## DATA FOR THIS TASK
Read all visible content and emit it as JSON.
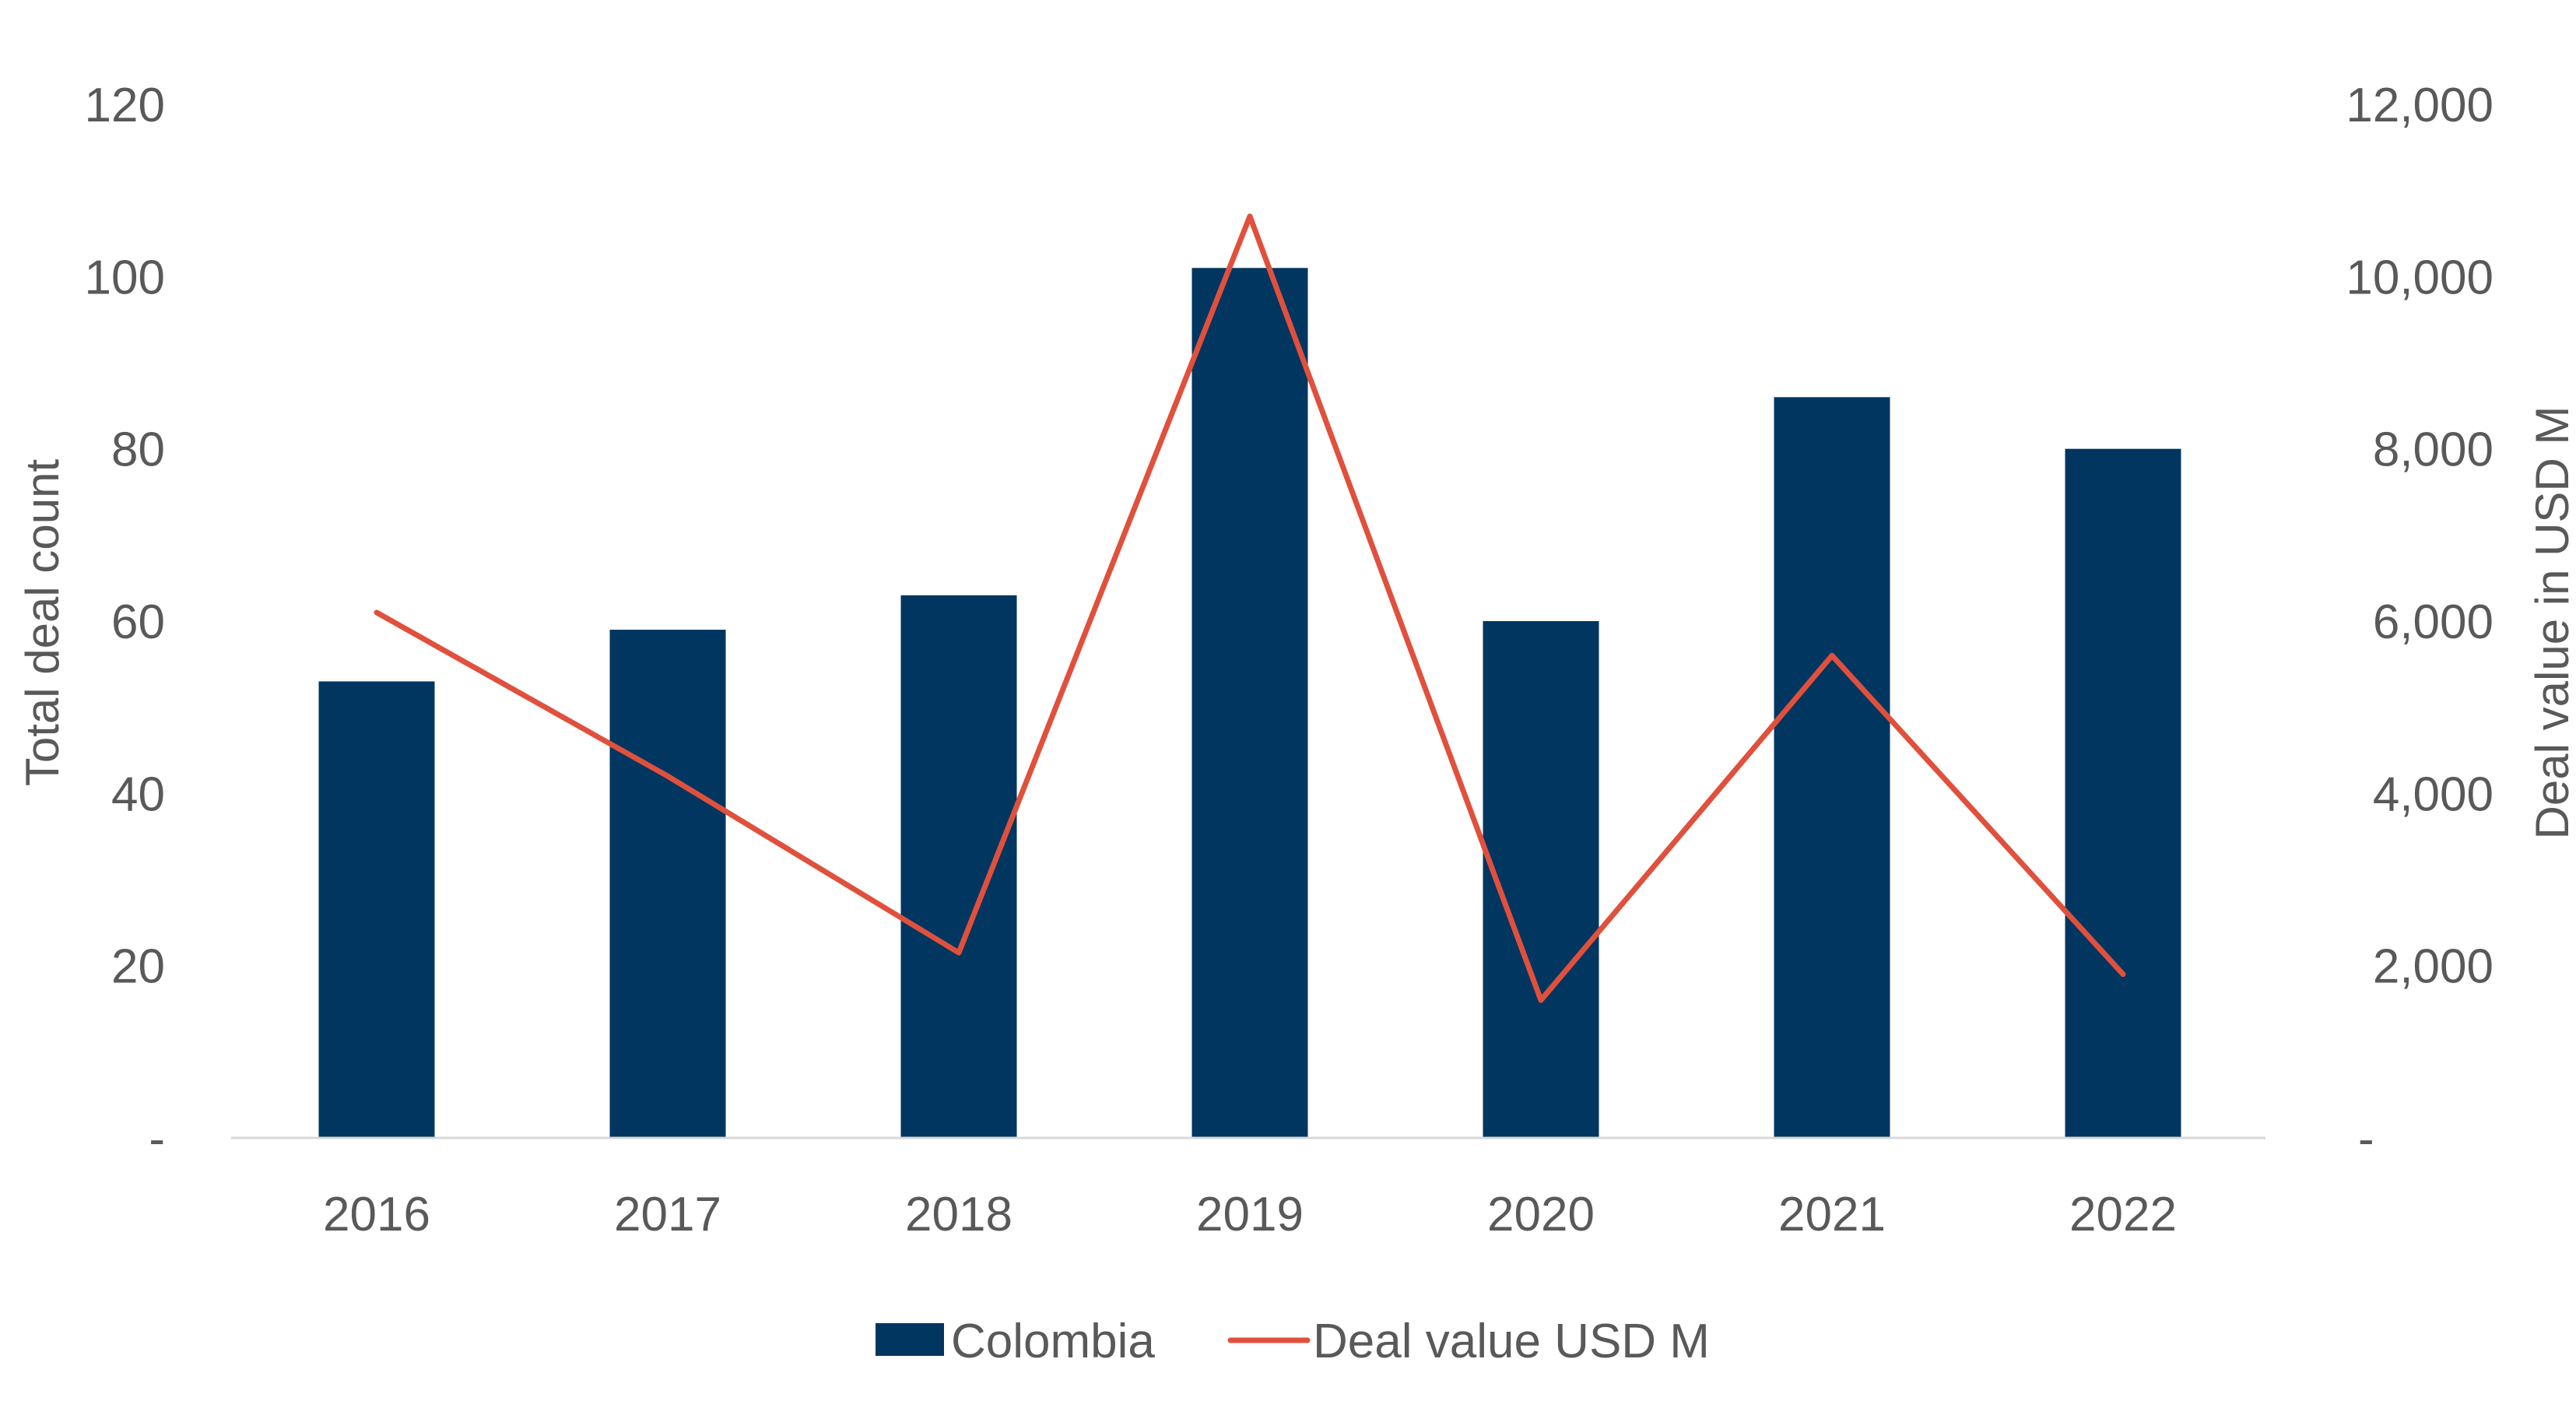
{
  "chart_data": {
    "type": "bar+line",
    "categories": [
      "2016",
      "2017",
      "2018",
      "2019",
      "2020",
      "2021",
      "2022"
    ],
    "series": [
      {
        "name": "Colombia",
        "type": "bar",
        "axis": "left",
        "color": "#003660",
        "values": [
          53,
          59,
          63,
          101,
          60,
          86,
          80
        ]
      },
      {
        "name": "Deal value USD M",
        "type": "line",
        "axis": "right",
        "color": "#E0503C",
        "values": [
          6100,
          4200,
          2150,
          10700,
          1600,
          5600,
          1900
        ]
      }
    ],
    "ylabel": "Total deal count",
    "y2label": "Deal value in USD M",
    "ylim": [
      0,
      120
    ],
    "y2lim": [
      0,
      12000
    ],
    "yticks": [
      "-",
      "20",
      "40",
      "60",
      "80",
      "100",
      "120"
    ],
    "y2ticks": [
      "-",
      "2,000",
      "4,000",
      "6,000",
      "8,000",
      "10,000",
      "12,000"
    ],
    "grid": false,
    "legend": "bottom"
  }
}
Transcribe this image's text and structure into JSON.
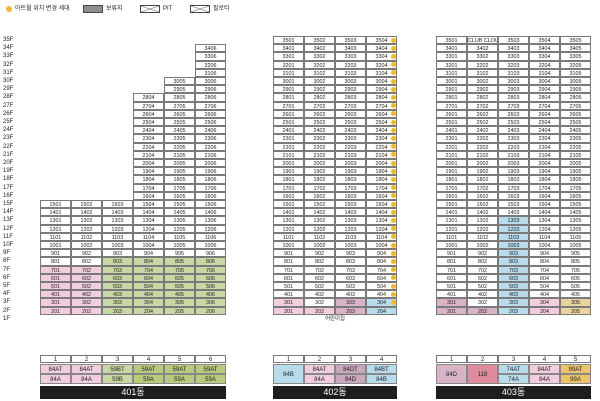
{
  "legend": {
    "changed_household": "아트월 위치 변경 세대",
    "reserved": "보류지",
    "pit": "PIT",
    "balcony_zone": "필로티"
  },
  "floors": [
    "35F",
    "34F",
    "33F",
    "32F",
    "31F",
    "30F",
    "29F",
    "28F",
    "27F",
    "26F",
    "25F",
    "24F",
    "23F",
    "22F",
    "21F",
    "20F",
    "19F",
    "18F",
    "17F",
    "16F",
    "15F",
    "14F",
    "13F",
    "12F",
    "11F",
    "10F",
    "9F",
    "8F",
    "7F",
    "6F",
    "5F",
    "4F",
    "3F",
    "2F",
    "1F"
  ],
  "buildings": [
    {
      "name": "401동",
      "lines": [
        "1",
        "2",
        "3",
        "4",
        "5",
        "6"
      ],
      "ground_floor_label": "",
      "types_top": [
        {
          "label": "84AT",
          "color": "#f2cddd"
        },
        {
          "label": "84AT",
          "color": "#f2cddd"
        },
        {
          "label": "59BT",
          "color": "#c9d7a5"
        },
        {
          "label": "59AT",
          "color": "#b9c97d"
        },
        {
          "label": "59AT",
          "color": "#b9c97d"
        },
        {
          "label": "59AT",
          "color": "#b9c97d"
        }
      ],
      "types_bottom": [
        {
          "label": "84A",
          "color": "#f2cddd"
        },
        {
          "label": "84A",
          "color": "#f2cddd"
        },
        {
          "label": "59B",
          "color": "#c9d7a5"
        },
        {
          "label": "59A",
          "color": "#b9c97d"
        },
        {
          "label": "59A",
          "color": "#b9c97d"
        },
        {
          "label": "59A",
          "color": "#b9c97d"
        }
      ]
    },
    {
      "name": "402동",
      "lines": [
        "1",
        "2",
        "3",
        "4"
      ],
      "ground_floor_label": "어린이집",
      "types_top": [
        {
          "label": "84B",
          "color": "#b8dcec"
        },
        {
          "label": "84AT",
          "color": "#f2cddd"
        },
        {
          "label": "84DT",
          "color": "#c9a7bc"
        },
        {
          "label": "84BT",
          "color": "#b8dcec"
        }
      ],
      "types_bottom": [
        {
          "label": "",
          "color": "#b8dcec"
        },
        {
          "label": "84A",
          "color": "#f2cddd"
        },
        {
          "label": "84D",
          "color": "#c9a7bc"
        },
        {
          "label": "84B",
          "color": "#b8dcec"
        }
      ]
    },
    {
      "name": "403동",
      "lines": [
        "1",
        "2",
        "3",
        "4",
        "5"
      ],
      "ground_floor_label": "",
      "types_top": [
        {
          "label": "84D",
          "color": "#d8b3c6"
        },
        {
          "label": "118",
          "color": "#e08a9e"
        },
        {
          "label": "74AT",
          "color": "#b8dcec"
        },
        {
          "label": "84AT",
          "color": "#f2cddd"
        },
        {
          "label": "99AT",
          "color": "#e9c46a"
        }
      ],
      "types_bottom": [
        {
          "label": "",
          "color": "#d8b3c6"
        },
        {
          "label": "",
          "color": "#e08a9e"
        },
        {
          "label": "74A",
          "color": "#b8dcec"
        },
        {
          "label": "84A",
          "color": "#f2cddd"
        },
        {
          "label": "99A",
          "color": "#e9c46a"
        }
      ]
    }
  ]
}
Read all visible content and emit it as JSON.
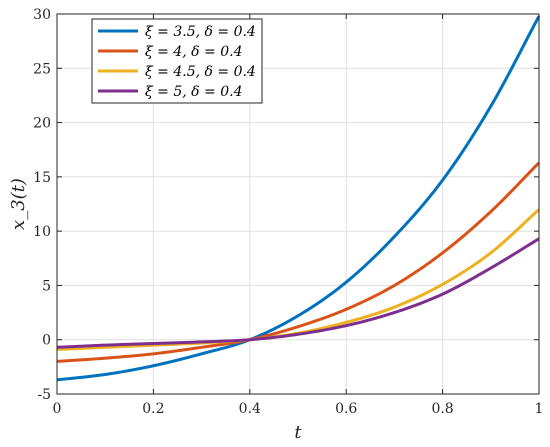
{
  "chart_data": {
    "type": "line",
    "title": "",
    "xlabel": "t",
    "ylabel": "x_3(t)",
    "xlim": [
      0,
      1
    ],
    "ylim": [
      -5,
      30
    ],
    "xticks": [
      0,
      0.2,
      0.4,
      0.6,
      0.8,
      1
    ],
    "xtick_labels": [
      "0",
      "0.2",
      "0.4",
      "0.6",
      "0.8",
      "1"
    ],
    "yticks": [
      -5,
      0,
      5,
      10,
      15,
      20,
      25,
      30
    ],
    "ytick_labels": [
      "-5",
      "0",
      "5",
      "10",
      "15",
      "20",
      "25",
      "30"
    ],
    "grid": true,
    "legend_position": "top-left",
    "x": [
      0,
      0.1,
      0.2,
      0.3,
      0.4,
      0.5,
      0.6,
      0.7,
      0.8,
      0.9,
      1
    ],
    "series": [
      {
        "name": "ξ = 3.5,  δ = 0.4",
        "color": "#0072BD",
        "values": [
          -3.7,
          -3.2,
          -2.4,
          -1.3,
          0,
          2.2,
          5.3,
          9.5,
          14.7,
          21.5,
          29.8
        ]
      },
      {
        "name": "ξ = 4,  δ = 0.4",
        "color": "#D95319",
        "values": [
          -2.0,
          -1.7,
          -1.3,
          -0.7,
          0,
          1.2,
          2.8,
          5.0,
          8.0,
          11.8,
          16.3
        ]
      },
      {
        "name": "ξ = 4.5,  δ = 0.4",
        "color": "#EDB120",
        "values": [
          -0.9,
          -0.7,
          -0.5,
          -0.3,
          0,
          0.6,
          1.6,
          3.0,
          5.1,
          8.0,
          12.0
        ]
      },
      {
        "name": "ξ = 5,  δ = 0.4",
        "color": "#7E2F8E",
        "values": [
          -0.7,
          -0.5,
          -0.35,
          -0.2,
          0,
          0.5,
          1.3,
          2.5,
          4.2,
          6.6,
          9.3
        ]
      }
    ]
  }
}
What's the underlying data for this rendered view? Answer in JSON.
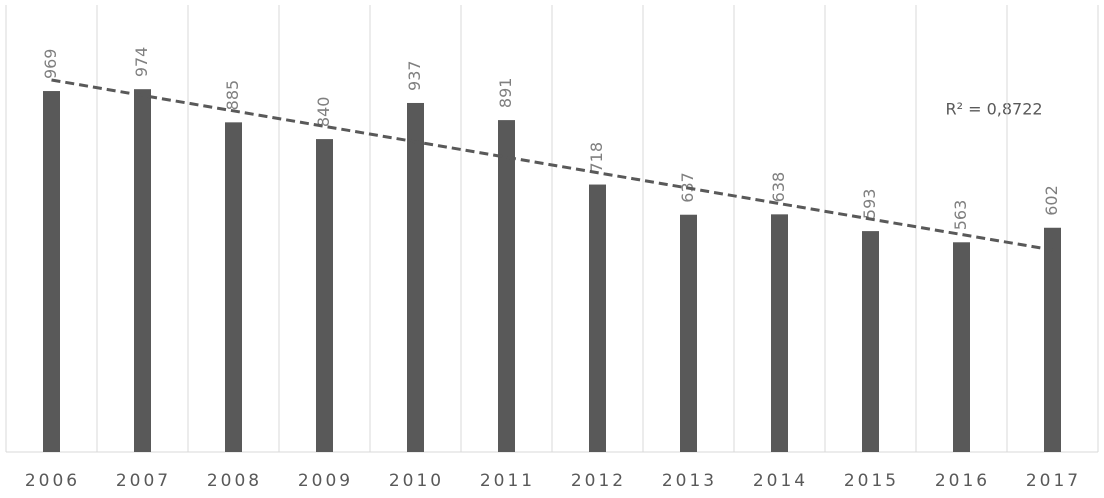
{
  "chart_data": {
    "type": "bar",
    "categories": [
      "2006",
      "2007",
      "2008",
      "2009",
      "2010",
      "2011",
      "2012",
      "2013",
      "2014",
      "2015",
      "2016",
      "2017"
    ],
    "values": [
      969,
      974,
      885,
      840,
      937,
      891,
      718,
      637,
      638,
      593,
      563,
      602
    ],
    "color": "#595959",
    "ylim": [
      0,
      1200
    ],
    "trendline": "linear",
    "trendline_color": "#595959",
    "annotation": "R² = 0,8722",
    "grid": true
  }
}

## WHAT YOU SHOULD DO
Count every line in the preceding entries where the string "name" appears, then state only the total.

## THE RESULT
9